**TASK STATEMENT:**
Look below and pull out each line with the word "Wenn".

**DATA SUPPLIED:**
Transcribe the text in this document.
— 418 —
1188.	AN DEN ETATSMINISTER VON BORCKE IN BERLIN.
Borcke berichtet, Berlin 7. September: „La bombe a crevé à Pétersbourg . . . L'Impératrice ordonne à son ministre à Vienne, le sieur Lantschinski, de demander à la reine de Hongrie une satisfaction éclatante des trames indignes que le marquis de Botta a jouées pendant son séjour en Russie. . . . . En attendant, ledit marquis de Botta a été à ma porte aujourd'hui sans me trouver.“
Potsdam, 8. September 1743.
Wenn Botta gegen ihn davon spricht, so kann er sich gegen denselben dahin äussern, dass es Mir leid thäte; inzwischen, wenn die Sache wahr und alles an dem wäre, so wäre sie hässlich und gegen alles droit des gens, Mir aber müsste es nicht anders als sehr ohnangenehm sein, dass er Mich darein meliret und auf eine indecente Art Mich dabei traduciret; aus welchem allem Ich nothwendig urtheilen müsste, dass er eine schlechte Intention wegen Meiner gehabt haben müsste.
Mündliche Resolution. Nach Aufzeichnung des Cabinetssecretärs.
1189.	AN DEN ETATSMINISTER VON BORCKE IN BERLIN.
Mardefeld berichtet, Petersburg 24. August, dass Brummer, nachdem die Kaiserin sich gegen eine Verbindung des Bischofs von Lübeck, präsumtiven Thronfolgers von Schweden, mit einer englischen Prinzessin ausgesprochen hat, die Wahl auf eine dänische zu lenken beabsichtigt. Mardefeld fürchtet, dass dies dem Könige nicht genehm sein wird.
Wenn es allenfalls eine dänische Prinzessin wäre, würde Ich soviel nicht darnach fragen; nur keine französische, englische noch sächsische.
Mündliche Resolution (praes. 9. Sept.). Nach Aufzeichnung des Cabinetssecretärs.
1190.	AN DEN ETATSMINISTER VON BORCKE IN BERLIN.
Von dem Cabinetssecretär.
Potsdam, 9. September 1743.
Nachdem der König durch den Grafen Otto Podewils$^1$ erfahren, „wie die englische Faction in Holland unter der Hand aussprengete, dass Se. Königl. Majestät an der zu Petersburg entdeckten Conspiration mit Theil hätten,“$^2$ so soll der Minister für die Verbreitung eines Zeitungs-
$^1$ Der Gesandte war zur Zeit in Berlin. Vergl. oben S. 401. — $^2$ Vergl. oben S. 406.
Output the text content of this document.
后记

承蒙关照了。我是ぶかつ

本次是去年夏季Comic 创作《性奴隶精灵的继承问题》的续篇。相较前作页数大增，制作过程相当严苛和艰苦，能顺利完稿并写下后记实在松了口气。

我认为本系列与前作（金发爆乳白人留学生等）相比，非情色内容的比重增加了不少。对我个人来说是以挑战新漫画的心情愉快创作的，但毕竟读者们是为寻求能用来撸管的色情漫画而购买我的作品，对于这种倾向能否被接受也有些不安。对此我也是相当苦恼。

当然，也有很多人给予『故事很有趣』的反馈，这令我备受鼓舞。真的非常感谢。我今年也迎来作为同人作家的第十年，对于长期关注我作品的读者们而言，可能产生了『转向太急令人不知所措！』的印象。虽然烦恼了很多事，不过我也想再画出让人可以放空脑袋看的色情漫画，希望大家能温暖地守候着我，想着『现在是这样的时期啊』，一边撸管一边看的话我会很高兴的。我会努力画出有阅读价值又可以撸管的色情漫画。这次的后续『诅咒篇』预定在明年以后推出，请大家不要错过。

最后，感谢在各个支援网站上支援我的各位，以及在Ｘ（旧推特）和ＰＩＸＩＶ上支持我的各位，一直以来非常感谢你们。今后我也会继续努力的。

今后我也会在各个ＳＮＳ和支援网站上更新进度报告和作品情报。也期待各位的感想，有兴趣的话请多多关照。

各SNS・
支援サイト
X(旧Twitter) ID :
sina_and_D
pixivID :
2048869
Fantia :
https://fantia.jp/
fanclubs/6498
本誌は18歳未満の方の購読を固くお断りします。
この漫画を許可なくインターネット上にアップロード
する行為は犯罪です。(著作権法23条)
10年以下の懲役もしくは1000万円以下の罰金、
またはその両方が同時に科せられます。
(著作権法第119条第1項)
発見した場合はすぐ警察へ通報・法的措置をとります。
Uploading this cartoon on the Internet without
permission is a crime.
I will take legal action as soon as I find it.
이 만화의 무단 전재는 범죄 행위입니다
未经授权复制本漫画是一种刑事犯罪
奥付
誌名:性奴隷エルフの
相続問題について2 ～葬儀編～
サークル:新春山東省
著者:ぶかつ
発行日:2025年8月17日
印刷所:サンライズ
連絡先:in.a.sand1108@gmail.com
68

**SOLVED EXERCISE:**
Wenn Botta gegen ihn davon spricht, so kann er sich gegen denselben dahin äussern, dass es Mir leid thäte; inzwischen, wenn die Sache wahr und alles an dem wäre, so wäre sie hässlich und gegen alles droit des gens, Mir aber müsste es nicht anders als sehr ohnangenehm sein, dass er Mich darein meliret und auf eine indecente Art Mich dabei traduciret; aus welchem allem Ich nothwendig urtheilen müsste, dass er eine schlechte Intention wegen Meiner gehabt haben müsste.
Wenn es allenfalls eine dänische Prinzessin wäre, würde Ich soviel nicht darnach fragen; nur keine französische, englische noch sächsische.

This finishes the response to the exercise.